━━ 抜粋本文 ━━

一方で、B年二回目を終えようとしている今、聖書箇所はこれらの朗読日課ではカバーしきれないから、プロテスタント教会で良く今年はマタイ伝をやりますとか、エレミヤ書をやりますといった通読的な設定にも利点はあると感じる。両方いれると、重くなりすぎるとも思う。ただ、カトリックの教会暦は基本形の知識としてプロテスタントでも学ばれた方が良いだろう。意見の違いも含めて検討されるべきだとも思う。私にとっては、マリア信仰も聖人認定にも強い抵抗感があるので、カトリックの教会暦をそのまま受け入れる気持ちにはなれないが、カトリック教会が制定していることに対しては敬意を払うべきだと思っている。
改めて、終末における完成とキリストの再臨への待望と関連づけて「王であるキリスト」を祝うのは何か違うんじゃないかという思いを禁じ得ない。再臨への待望はある。終末における完成の期待もある。しかし、暦として習慣化すると真実を見失うリスクもあると思う。
今日の箇所では、「わたしが王だとは、あなたが言っていることです。わたしは真理について証しをするために生まれ、そのためにこの世に来た。真理に属する人は皆、わたしの声を聞く。」が一番気になる。マタイ伝、(マルコ伝、)ルカ伝にはこの言葉は記載されていない。果たしてイエスは本当にこの言葉を発したのだろうか。共観福音書も含めて共通しているのは「それは、あなたが言っていることです。」である。
「わたしは真理について証しをするために生まれ、そのためにこの世に来た。」はむしろユダヤ教の聖職者に向けて語られるべき言葉だろう。もちろん、ピラトに向けられても良いが、ピラトはユダヤ教の神を信じていたとは思えないから、言葉は通じないと思う。ユダヤ教の聖職者であれば、神の真理をもっとも知るのは自分達だという自負があるだろうから、イエスに「わたしは真理について証しをするために生まれ、そのためにこの世に来た。」と言われれば、それを認めて悔い改めるか、弾圧するかいずれかの選択しかできないだろう。ヨハネ伝の著者は、イエスが繰り返し、お前らは自負しているだろうが、根底的に間違っているぞと言い続けていると解釈していて、この箇所でもう一度記載することで強調しているのだと私は解釈したい。
実際、どうなのだろうか。大括りにするのは危険だが、トランプを組織的に支持しているアメリカの福音派教会はどうなのだろうか。人権を中心に据える民主党の方針の方がイエスの教えに近いように感じられるが、自分達の勢力維持にトランプを利用していないだろうか。自分達がカヤパやアンナスになったとは考えられなくなっているだけかも知れない。

━━━
━━ 提供データ ━━

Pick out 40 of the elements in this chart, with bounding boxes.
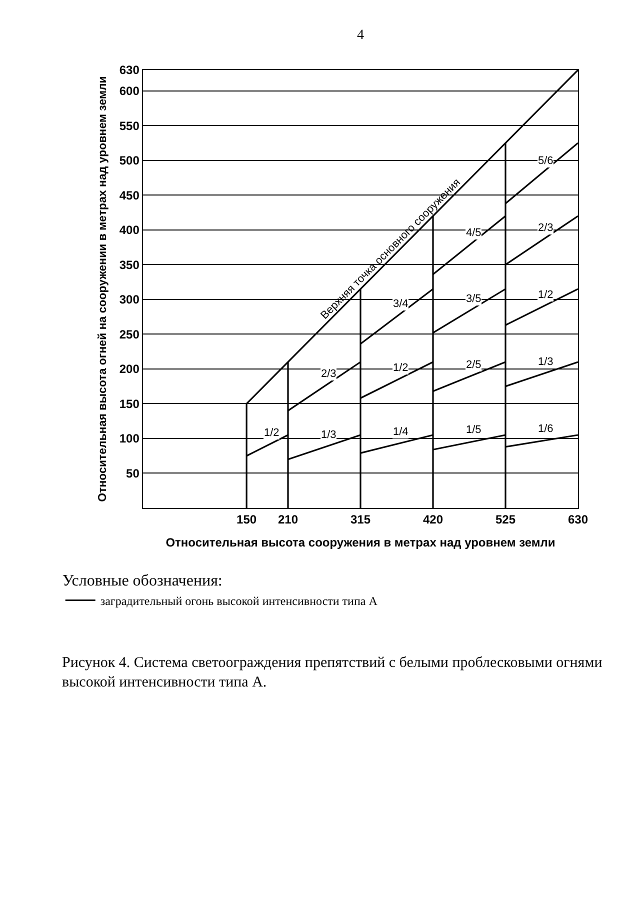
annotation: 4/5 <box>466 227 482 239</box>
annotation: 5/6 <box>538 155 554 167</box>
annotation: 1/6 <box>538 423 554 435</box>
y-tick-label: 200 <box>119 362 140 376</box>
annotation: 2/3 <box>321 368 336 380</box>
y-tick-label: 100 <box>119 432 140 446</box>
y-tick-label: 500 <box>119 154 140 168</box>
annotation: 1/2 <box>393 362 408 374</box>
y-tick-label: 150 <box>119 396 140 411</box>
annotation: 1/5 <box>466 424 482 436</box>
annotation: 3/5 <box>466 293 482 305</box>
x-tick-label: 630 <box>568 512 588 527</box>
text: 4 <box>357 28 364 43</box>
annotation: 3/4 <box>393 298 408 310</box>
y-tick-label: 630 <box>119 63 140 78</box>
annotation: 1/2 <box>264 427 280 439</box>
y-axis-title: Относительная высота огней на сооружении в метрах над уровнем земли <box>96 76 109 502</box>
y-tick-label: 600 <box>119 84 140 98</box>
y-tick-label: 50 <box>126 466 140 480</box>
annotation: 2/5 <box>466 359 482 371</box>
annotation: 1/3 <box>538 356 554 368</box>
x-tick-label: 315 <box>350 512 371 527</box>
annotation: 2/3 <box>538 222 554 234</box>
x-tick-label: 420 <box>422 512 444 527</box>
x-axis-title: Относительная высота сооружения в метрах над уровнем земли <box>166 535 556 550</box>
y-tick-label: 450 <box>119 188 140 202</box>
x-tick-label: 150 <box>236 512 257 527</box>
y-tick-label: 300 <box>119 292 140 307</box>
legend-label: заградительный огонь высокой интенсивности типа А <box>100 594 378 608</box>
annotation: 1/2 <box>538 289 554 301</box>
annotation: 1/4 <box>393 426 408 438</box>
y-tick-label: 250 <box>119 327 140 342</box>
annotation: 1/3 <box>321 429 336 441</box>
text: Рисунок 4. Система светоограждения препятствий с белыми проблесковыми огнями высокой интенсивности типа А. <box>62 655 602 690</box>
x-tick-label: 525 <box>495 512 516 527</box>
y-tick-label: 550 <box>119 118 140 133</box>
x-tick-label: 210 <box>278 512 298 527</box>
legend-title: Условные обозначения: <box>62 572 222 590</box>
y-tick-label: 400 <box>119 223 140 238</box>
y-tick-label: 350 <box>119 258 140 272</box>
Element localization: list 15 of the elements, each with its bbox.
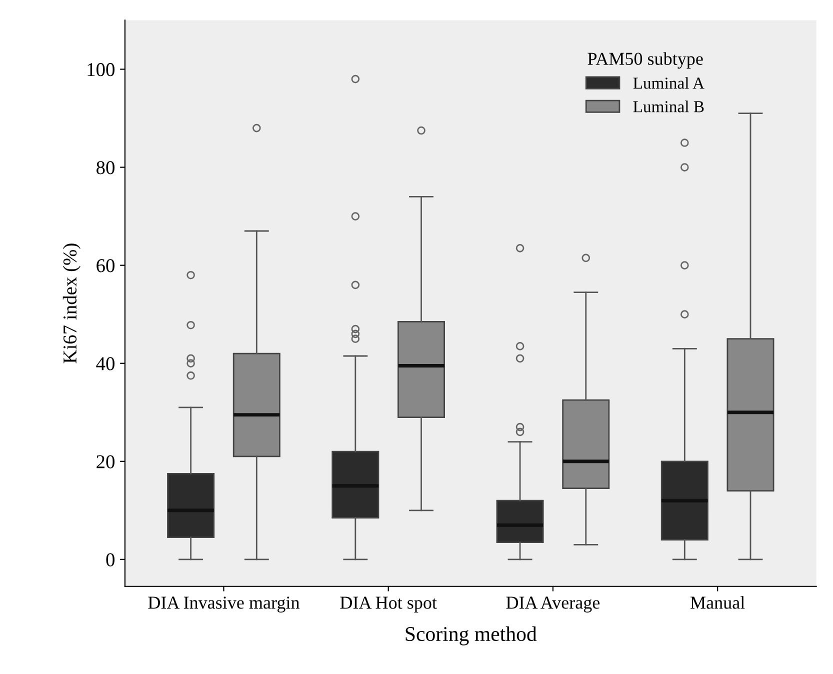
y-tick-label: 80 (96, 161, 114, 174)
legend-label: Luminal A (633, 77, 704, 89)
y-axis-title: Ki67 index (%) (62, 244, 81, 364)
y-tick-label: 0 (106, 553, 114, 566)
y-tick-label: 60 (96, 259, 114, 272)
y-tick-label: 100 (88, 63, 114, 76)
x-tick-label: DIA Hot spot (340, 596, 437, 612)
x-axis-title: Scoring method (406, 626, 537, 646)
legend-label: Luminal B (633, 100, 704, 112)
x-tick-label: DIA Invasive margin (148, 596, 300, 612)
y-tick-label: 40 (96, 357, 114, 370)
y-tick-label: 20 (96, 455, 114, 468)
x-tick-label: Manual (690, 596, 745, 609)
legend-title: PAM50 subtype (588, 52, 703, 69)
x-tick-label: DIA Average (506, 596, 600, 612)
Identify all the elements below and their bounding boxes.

━━━

**課題:**
1. 抜粋本文のうち、「一方で、B年二回目を終えよう」から「っていることです。」である。」までの部分を、一字一句変えずに繰り返してください。
2. 記録のうち「annotation: 4/5 <box>466 227 482 239</box>」を含む行から「annotation: 1/5 <box>466 424 482 436</box>」を含む行まで(両端を含む)だけを、「番号」と「行内容」の二列からなるMarkdownの表に整える。空行は入れない。

**各課題の解答:**
1.
一方で、B年二回目を終えようとしている今、聖書箇所はこれらの朗読日課ではカバーしきれないから、プロテスタント教会で良く今年はマタイ伝をやりますとか、エレミヤ書をやりますといった通読的な設定にも利点はあると感じる。両方いれると、重くなりすぎるとも思う。ただ、カトリックの教会暦は基本形の知識としてプロテスタントでも学ばれた方が良いだろう。意見の違いも含めて検討されるべきだとも思う。私にとっては、マリア信仰も聖人認定にも強い抵抗感があるので、カトリックの教会暦をそのまま受け入れる気持ちにはなれないが、カトリック教会が制定していることに対しては敬意を払うべきだと思っている。
改めて、終末における完成とキリストの再臨への待望と関連づけて「王であるキリスト」を祝うのは何か違うんじゃないかという思いを禁じ得ない。再臨への待望はある。終末における完成の期待もある。しかし、暦として習慣化すると真実を見失うリスクもあると思う。
今日の箇所では、「わたしが王だとは、あなたが言っていることです。わたしは真理について証しをするために生まれ、そのためにこの世に来た。真理に属する人は皆、わたしの声を聞く。」が一番気になる。マタイ伝、(マルコ伝、)ルカ伝にはこの言葉は記載されていない。果たしてイエスは本当にこの言葉を発したのだろうか。共観福音書も含めて共通しているのは「それは、あなたが言っていることです。」である。

2.
| 番号 | 行内容 |
|---|---|
| 1 | annotation: 4/5 <box>466 227 482 239</box> |
| 2 | annotation: 5/6 <box>538 155 554 167</box> |
| 3 | annotation: 1/6 <box>538 423 554 435</box> |
| 4 | y-tick-label: 200 <box>119 362 140 376</box> |
| 5 | annotation: 2/3 <box>321 368 336 380</box> |
| 6 | y-tick-label: 100 <box>119 432 140 446</box> |
| 7 | y-tick-label: 500 <box>119 154 140 168</box> |
| 8 | annotation: 1/2 <box>393 362 408 374</box> |
| 9 | y-tick-label: 150 <box>119 396 140 411</box> |
| 10 | annotation: 1/5 <box>466 424 482 436</box> |